● **Problem statement**:
Repeat all the material exactly; pictures stay out of your copy.

— begin —

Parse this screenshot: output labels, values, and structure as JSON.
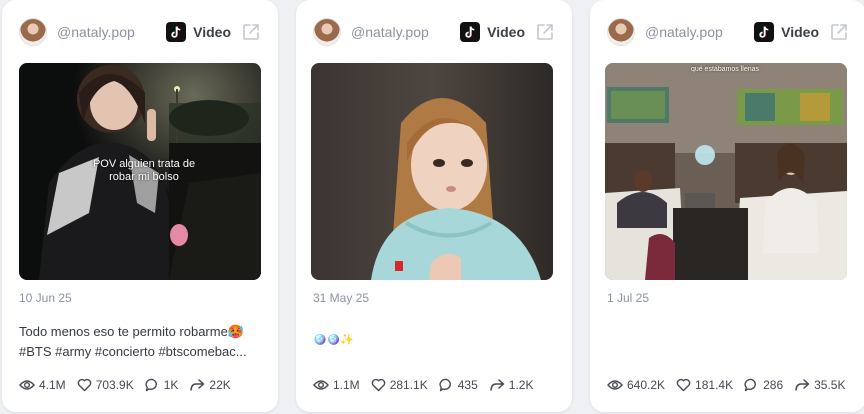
{
  "cards": [
    {
      "handle": "@nataly.pop",
      "platform_label": "Video",
      "platform_icon": "tiktok-icon",
      "thumbnail_overlay": "POV alguien trata de robar mi bolso",
      "date": "10 Jun 25",
      "caption_line1": "Todo menos eso te permito robarme🥵",
      "caption_line2": "#BTS #army #concierto #btscomebac...",
      "views": "4.1M",
      "likes": "703.9K",
      "comments": "1K",
      "shares": "22K"
    },
    {
      "handle": "@nataly.pop",
      "platform_label": "Video",
      "platform_icon": "tiktok-icon",
      "date": "31 May 25",
      "caption_line1": "🪩🪩✨",
      "views": "1.1M",
      "likes": "281.1K",
      "comments": "435",
      "shares": "1.2K"
    },
    {
      "handle": "@nataly.pop",
      "platform_label": "Video",
      "platform_icon": "tiktok-icon",
      "thumbnail_overlay": "qué estábamos llenas",
      "date": "1 Jul 25",
      "views": "640.2K",
      "likes": "181.4K",
      "comments": "286",
      "shares": "35.5K"
    }
  ],
  "colors": {
    "page_bg": "#eef0f4",
    "card_bg": "#ffffff",
    "muted_text": "#8b93a1",
    "body_text": "#353a45"
  }
}
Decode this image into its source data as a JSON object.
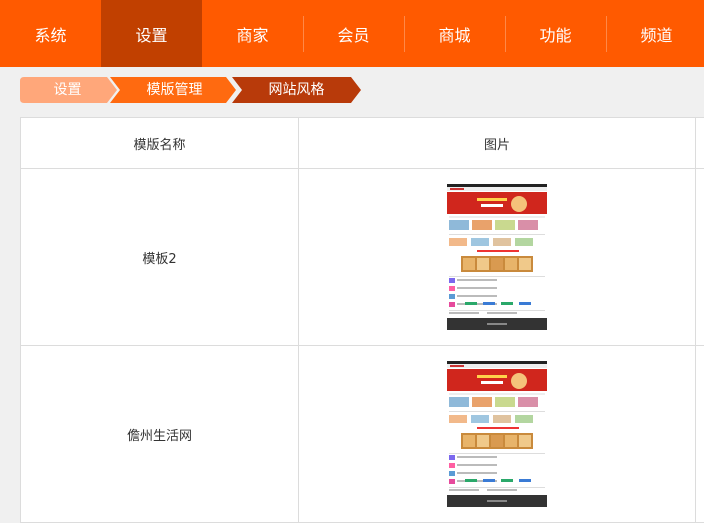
{
  "topnav": {
    "items": [
      {
        "label": "系统"
      },
      {
        "label": "设置",
        "active": true
      },
      {
        "label": "商家"
      },
      {
        "label": "会员"
      },
      {
        "label": "商城"
      },
      {
        "label": "功能"
      },
      {
        "label": "频道"
      }
    ]
  },
  "breadcrumb": {
    "items": [
      "设置",
      "模版管理",
      "网站风格"
    ],
    "colors": [
      "#ffa77a",
      "#ff6a10",
      "#b83a0a"
    ]
  },
  "table": {
    "headers": [
      "模版名称",
      "图片"
    ],
    "rows": [
      {
        "name": "模板2",
        "image": "template-preview-thumbnail"
      },
      {
        "name": "儋州生活网",
        "image": "template-preview-thumbnail"
      }
    ]
  },
  "colors": {
    "nav_bg": "#ff5a00",
    "nav_active": "#c14000",
    "border": "#dcdcdc"
  }
}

— end —

● **Output for this exercise**:
Parse this screenshot: output labels, values, and structure as JSON.
{
  "cards": [
    {
      "handle": "@nataly.pop",
      "platform_label": "Video",
      "platform_icon": "tiktok-icon",
      "thumbnail_overlay": "POV alguien trata de robar mi bolso",
      "date": "10 Jun 25",
      "caption_line1": "Todo menos eso te permito robarme🥵",
      "caption_line2": "#BTS #army #concierto #btscomebac...",
      "views": "4.1M",
      "likes": "703.9K",
      "comments": "1K",
      "shares": "22K"
    },
    {
      "handle": "@nataly.pop",
      "platform_label": "Video",
      "platform_icon": "tiktok-icon",
      "date": "31 May 25",
      "caption_line1": "🪩🪩✨",
      "views": "1.1M",
      "likes": "281.1K",
      "comments": "435",
      "shares": "1.2K"
    },
    {
      "handle": "@nataly.pop",
      "platform_label": "Video",
      "platform_icon": "tiktok-icon",
      "thumbnail_overlay": "qué estábamos llenas",
      "date": "1 Jul 25",
      "views": "640.2K",
      "likes": "181.4K",
      "comments": "286",
      "shares": "35.5K"
    }
  ],
  "colors": {
    "page_bg": "#eef0f4",
    "card_bg": "#ffffff",
    "muted_text": "#8b93a1",
    "body_text": "#353a45"
  }
}
Decode this image into its source data as a JSON object.
{
  "topnav": {
    "items": [
      {
        "label": "系统"
      },
      {
        "label": "设置",
        "active": true
      },
      {
        "label": "商家"
      },
      {
        "label": "会员"
      },
      {
        "label": "商城"
      },
      {
        "label": "功能"
      },
      {
        "label": "频道"
      }
    ]
  },
  "breadcrumb": {
    "items": [
      "设置",
      "模版管理",
      "网站风格"
    ],
    "colors": [
      "#ffa77a",
      "#ff6a10",
      "#b83a0a"
    ]
  },
  "table": {
    "headers": [
      "模版名称",
      "图片"
    ],
    "rows": [
      {
        "name": "模板2",
        "image": "template-preview-thumbnail"
      },
      {
        "name": "儋州生活网",
        "image": "template-preview-thumbnail"
      }
    ]
  },
  "colors": {
    "nav_bg": "#ff5a00",
    "nav_active": "#c14000",
    "border": "#dcdcdc"
  }
}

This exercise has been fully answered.